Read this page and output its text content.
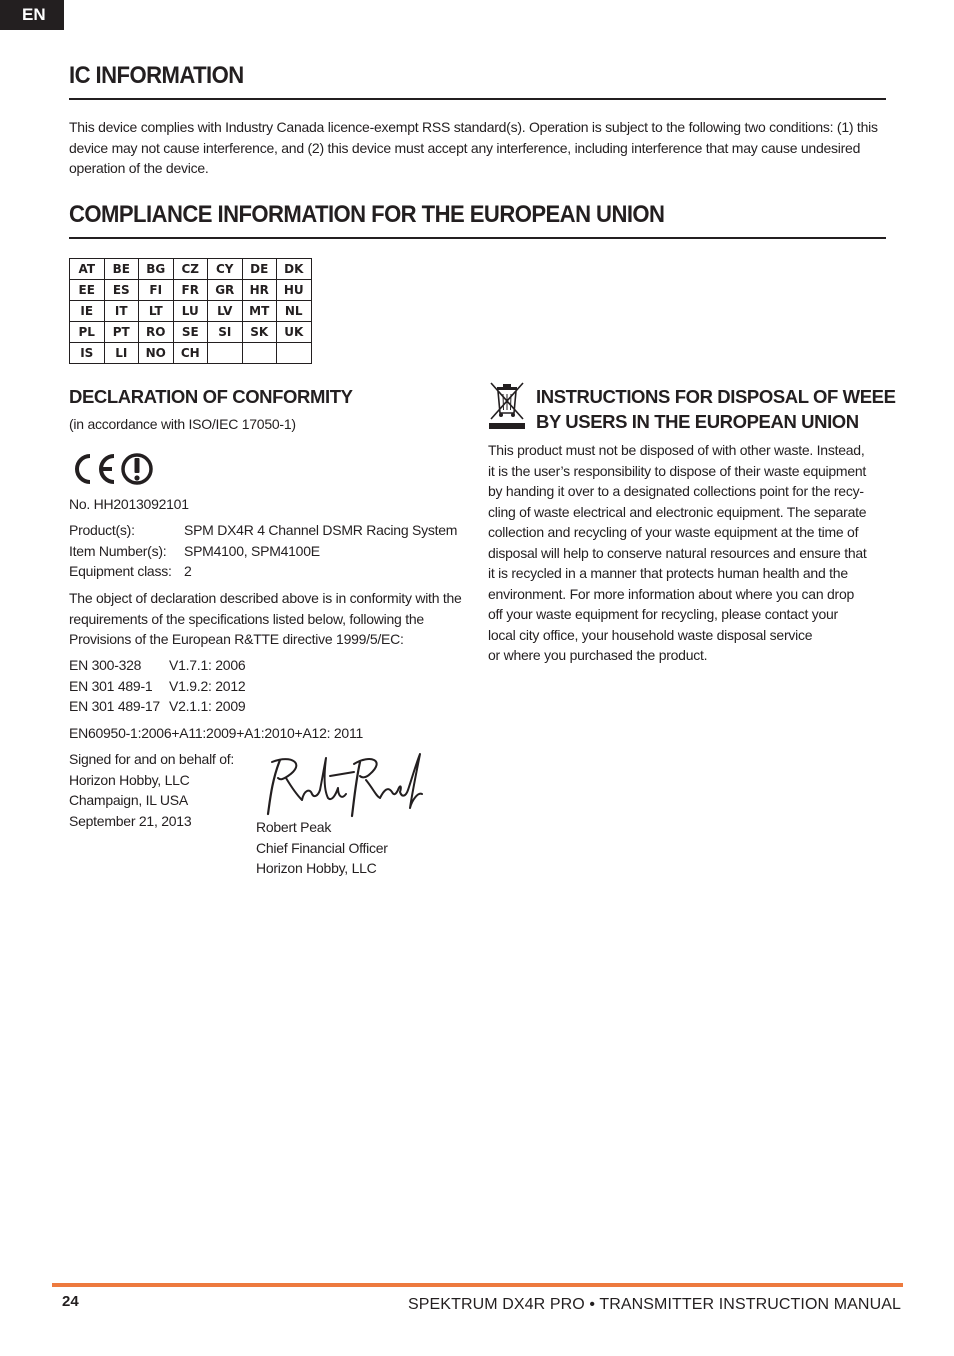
EN
IC INFORMATION
This device complies with Industry Canada licence-exempt RSS standard(s). Operation is subject to the following two conditions: (1) this device may not cause interference, and (2) this device must accept any interference, including interference that may cause undesired operation of the device.
COMPLIANCE INFORMATION FOR THE EUROPEAN UNION
AT	BE	BG	CZ	CY	DE	DK
EE	ES	FI	FR	GR	HR	HU
IE	IT	LT	LU	LV	MT	NL
PL	PT	RO	SE	SI	SK	UK
IS	LI	NO	CH			
DECLARATION OF CONFORMITY
(in accordance with ISO/IEC 17050-1)
No. HH2013092101
Product(s):	SPM DX4R 4 Channel DSMR Racing System
Item Number(s):	SPM4100, SPM4100E
Equipment class: 2
The object of declaration described above is in conformity with the requirements of the specifications listed below, following the Provisions of the European R&TTE directive 1999/5/EC:
EN 300-328	V1.7.1: 2006
EN 301 489-1	V1.9.2: 2012
EN 301 489-17 V2.1.1: 2009
EN60950-1:2006+A11:2009+A1:2010+A12: 2011
Signed for and on behalf of:
Horizon Hobby, LLC
Champaign, IL USA
September 21, 2013	Robert Peak
Chief Financial Officer
Horizon Hobby, LLC
INSTRUCTIONS FOR DISPOSAL OF WEEE
BY USERS IN THE EUROPEAN UNION
This product must not be disposed of with other waste. Instead,
it is the user’s responsibility to dispose of their waste equipment
by handing it over to a designated collections point for the recy-
cling of waste electrical and electronic equipment. The separate
collection and recycling of your waste equipment at the time of
disposal will help to conserve natural resources and ensure that
it is recycled in a manner that protects human health and the
environment. For more information about where you can drop
off your waste equipment for recycling, please contact your
local city office, your household waste disposal service
or where you purchased the product.
24	SPEKTRUM DX4R PRO • TRANSMITTER INSTRUCTION MANUAL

**What the task requires:**
Count the lines of these entries that hold the string "recycling", and give only that number.

**Finished answer:**
2